# WHAT THE TASK REQUIRES
Edit the records below by changing every instance of "RL Intensity" to "Radioluminescence Intensity", keeping all other text the same.

Dataset records
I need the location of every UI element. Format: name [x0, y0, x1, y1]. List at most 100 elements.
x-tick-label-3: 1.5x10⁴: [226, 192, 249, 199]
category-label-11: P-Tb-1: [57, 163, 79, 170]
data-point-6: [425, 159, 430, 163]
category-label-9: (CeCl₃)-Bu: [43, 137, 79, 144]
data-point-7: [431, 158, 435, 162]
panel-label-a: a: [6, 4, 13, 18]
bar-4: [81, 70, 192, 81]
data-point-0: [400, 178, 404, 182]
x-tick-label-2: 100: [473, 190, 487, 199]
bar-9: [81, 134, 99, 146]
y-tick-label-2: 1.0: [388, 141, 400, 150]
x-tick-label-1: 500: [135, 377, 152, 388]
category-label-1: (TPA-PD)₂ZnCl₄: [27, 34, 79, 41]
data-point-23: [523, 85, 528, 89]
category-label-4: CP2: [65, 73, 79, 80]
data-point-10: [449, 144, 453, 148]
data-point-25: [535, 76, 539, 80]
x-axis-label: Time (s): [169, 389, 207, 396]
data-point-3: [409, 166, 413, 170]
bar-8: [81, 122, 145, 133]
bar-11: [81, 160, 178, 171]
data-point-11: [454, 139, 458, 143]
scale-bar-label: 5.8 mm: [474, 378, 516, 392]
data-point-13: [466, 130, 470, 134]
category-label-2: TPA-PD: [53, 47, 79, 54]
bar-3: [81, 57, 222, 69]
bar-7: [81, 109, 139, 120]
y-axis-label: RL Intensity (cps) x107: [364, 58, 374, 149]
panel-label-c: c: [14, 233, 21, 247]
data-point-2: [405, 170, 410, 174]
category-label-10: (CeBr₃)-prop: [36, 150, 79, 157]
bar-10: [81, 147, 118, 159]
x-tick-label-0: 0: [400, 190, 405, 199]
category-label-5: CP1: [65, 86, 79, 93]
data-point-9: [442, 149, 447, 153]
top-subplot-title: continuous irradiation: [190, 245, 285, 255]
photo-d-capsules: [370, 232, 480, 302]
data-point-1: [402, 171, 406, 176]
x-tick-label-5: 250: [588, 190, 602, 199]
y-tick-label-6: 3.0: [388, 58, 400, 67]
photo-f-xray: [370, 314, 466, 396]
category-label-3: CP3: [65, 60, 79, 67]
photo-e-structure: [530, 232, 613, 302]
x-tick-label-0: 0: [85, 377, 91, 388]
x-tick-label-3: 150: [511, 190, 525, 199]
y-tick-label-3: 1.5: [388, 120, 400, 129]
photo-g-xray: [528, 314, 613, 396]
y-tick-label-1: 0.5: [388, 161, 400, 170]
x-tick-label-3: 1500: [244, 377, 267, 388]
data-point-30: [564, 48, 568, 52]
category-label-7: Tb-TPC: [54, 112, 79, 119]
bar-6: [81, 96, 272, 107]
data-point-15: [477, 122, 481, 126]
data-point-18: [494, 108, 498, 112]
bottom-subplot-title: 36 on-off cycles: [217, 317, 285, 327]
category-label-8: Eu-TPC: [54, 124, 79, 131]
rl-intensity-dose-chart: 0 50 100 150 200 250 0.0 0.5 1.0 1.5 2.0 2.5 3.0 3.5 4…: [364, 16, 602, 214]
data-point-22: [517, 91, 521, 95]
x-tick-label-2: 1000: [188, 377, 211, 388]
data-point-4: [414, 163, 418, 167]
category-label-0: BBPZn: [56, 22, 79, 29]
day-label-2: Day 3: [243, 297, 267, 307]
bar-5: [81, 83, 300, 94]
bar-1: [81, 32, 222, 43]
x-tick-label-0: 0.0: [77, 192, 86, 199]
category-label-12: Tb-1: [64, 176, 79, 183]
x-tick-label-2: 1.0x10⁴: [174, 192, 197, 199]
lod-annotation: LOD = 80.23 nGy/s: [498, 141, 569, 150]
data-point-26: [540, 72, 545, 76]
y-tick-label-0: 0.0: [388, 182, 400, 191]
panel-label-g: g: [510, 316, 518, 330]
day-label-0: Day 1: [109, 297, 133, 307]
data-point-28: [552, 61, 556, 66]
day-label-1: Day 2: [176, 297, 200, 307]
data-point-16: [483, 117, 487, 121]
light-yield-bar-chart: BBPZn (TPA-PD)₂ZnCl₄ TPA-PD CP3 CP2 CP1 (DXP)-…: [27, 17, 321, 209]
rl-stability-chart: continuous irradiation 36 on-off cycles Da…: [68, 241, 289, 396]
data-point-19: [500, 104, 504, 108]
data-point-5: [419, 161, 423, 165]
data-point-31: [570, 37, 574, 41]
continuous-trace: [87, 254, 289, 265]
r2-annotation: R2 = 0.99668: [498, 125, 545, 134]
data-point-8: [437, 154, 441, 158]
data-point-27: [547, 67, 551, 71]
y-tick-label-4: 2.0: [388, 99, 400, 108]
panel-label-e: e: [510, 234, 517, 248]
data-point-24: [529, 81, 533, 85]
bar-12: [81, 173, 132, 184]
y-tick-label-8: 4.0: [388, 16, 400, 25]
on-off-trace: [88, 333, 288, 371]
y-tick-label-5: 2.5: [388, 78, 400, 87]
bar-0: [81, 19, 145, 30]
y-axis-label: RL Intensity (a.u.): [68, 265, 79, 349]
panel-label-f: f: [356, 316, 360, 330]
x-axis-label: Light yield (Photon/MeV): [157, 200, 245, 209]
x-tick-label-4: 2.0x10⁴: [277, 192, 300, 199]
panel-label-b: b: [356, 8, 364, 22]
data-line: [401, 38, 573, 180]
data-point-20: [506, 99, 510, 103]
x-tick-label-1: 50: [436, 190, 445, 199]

# RESULT
I need the location of every UI element. Format: name [x0, y0, x1, y1]. List at most 100 elements.
x-tick-label-3: 1.5x10⁴: [226, 192, 249, 199]
category-label-11: P-Tb-1: [57, 163, 79, 170]
data-point-6: [425, 159, 430, 163]
category-label-9: (CeCl₃)-Bu: [43, 137, 79, 144]
data-point-7: [431, 158, 435, 162]
panel-label-a: a: [6, 4, 13, 18]
bar-4: [81, 70, 192, 81]
data-point-0: [400, 178, 404, 182]
x-tick-label-2: 100: [473, 190, 487, 199]
bar-9: [81, 134, 99, 146]
y-tick-label-2: 1.0: [388, 141, 400, 150]
x-tick-label-1: 500: [135, 377, 152, 388]
category-label-1: (TPA-PD)₂ZnCl₄: [27, 34, 79, 41]
data-point-23: [523, 85, 528, 89]
category-label-4: CP2: [65, 73, 79, 80]
data-point-10: [449, 144, 453, 148]
data-point-25: [535, 76, 539, 80]
x-axis-label: Time (s): [169, 389, 207, 396]
data-point-3: [409, 166, 413, 170]
bar-8: [81, 122, 145, 133]
bar-11: [81, 160, 178, 171]
data-point-11: [454, 139, 458, 143]
scale-bar-label: 5.8 mm: [474, 378, 516, 392]
data-point-13: [466, 130, 470, 134]
category-label-2: TPA-PD: [53, 47, 79, 54]
bar-3: [81, 57, 222, 69]
bar-7: [81, 109, 139, 120]
y-axis-label: Radioluminescence Intensity (cps) x107: [364, 58, 374, 149]
panel-label-c: c: [14, 233, 21, 247]
data-point-2: [405, 170, 410, 174]
category-label-10: (CeBr₃)-prop: [36, 150, 79, 157]
bar-10: [81, 147, 118, 159]
x-tick-label-0: 0: [400, 190, 405, 199]
category-label-5: CP1: [65, 86, 79, 93]
data-point-9: [442, 149, 447, 153]
top-subplot-title: continuous irradiation: [190, 245, 285, 255]
photo-d-capsules: [370, 232, 480, 302]
data-point-1: [402, 171, 406, 176]
x-tick-label-5: 250: [588, 190, 602, 199]
y-tick-label-6: 3.0: [388, 58, 400, 67]
photo-f-xray: [370, 314, 466, 396]
category-label-3: CP3: [65, 60, 79, 67]
photo-e-structure: [530, 232, 613, 302]
x-tick-label-0: 0: [85, 377, 91, 388]
x-tick-label-3: 150: [511, 190, 525, 199]
y-tick-label-3: 1.5: [388, 120, 400, 129]
photo-g-xray: [528, 314, 613, 396]
y-tick-label-1: 0.5: [388, 161, 400, 170]
x-tick-label-3: 1500: [244, 377, 267, 388]
data-point-30: [564, 48, 568, 52]
category-label-7: Tb-TPC: [54, 112, 79, 119]
bar-6: [81, 96, 272, 107]
data-point-15: [477, 122, 481, 126]
data-point-18: [494, 108, 498, 112]
bottom-subplot-title: 36 on-off cycles: [217, 317, 285, 327]
category-label-8: Eu-TPC: [54, 124, 79, 131]
rl-intensity-dose-chart: 0 50 100 150 200 250 0.0 0.5 1.0 1.5 2.0 2.5 3.0 3.5 4…: [364, 16, 602, 214]
data-point-22: [517, 91, 521, 95]
x-tick-label-2: 1000: [188, 377, 211, 388]
data-point-4: [414, 163, 418, 167]
category-label-0: BBPZn: [56, 22, 79, 29]
day-label-2: Day 3: [243, 297, 267, 307]
bar-5: [81, 83, 300, 94]
bar-1: [81, 32, 222, 43]
x-tick-label-0: 0.0: [77, 192, 86, 199]
category-label-12: Tb-1: [64, 176, 79, 183]
x-tick-label-2: 1.0x10⁴: [174, 192, 197, 199]
lod-annotation: LOD = 80.23 nGy/s: [498, 141, 569, 150]
data-point-26: [540, 72, 545, 76]
y-tick-label-0: 0.0: [388, 182, 400, 191]
panel-label-g: g: [510, 316, 518, 330]
day-label-0: Day 1: [109, 297, 133, 307]
data-point-28: [552, 61, 556, 66]
day-label-1: Day 2: [176, 297, 200, 307]
data-point-16: [483, 117, 487, 121]
light-yield-bar-chart: BBPZn (TPA-PD)₂ZnCl₄ TPA-PD CP3 CP2 CP1 (DXP)-…: [27, 17, 321, 209]
rl-stability-chart: continuous irradiation 36 on-off cycles Da…: [68, 241, 289, 396]
data-point-19: [500, 104, 504, 108]
data-point-5: [419, 161, 423, 165]
data-point-31: [570, 37, 574, 41]
continuous-trace: [87, 254, 289, 265]
r2-annotation: R2 = 0.99668: [498, 125, 545, 134]
data-point-8: [437, 154, 441, 158]
data-point-27: [547, 67, 551, 71]
y-tick-label-4: 2.0: [388, 99, 400, 108]
panel-label-e: e: [510, 234, 517, 248]
data-point-24: [529, 81, 533, 85]
bar-12: [81, 173, 132, 184]
y-tick-label-8: 4.0: [388, 16, 400, 25]
on-off-trace: [88, 333, 288, 371]
y-tick-label-5: 2.5: [388, 78, 400, 87]
bar-0: [81, 19, 145, 30]
y-axis-label: Radioluminescence Intensity (a.u.): [68, 265, 79, 349]
panel-label-f: f: [356, 316, 360, 330]
x-axis-label: Light yield (Photon/MeV): [157, 200, 245, 209]
x-tick-label-4: 2.0x10⁴: [277, 192, 300, 199]
panel-label-b: b: [356, 8, 364, 22]
data-line: [401, 38, 573, 180]
data-point-20: [506, 99, 510, 103]
x-tick-label-1: 50: [436, 190, 445, 199]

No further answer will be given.